▸ DOCUMENT
┌────────
Teach Social Skills to Your Family: It Matters
“The hardest job kids have today is learning good manners…without seeing any.” Fred Astaire.
Women have great influence in their family, and much of the work falls to us to provide each person with the tools they need to succeed. But how can we pass along knowledge that we do not possess?
A nearly 100-year-old research study conducted by the Carnegie Foundation, Harvard University, and Stanford Research Center has recently resurfaced. It states that 85% of a person’s success in business is attributed to their “soft” skills, and 15% of their success comes from their knowledge base about their field of study. Soft skills relate to manners, etiquette, basic communication skills, and sensory acuity. If 85% of our success in life is based on how we conduct ourselves, I would argue providing these resources for our family rank high in importance.
As I have contemplated what society terms “good manners” I have often asked myself, “Why do good manners really matter?” I was faced with the challenge of answering this question when our son played youth football. My husband was coach and required the players to address the staff with sir. One of the mothers on the team who had just moved from another state said she did not agree with requiring children to address adults with sir and ma’am. In fact, where they were from, students could call their teachers, and others in authority, by their given name. For the first time, I was challenged to answer the “why” when it came to the importance of manners.
└────────
▸ ACTIONS TO TAKE
A: According to the article on teaching social skills, what share of a person's success in business is attributed to soft skills?
B: Please repeat the article between "Women have great" and "high in importance.", inclusive, substituting "Yale University" for "Harvard University".

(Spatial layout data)
┌────────
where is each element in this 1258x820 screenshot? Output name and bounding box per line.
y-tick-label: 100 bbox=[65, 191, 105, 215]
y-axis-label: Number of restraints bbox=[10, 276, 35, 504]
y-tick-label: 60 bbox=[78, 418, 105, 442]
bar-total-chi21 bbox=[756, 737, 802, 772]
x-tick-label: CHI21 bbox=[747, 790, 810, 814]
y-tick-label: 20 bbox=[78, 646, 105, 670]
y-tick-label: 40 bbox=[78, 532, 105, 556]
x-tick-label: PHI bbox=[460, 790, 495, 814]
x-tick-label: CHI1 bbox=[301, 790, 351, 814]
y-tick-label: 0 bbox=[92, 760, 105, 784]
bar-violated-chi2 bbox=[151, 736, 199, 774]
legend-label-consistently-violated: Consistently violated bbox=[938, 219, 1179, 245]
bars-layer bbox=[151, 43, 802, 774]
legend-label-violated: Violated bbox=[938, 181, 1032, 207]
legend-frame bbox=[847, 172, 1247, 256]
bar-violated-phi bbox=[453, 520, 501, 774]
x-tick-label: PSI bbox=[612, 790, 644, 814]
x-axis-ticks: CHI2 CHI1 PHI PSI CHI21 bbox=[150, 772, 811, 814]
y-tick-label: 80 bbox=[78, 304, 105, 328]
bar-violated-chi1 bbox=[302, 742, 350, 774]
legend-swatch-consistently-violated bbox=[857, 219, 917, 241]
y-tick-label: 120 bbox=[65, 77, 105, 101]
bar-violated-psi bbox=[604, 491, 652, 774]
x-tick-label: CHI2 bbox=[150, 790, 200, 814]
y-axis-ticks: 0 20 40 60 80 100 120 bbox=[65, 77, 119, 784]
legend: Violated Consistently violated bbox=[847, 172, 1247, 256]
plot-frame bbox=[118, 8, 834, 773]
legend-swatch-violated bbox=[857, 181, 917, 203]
└────────
▸ TASK RESPONSES
A: 85%

B:
Women have great influence in their family, and much of the work falls to us to provide each person with the tools they need to succeed. But how can we pass along knowledge that we do not possess?
A nearly 100-year-old research study conducted by the Carnegie Foundation, Yale University, and Stanford Research Center has recently resurfaced. It states that 85% of a person’s success in business is attributed to their “soft” skills, and 15% of their success comes from their knowledge base about their field of study. Soft skills relate to manners, etiquette, basic communication skills, and sensory acuity. If 85% of our success in life is based on how we conduct ourselves, I would argue providing these resources for our family rank high in importance.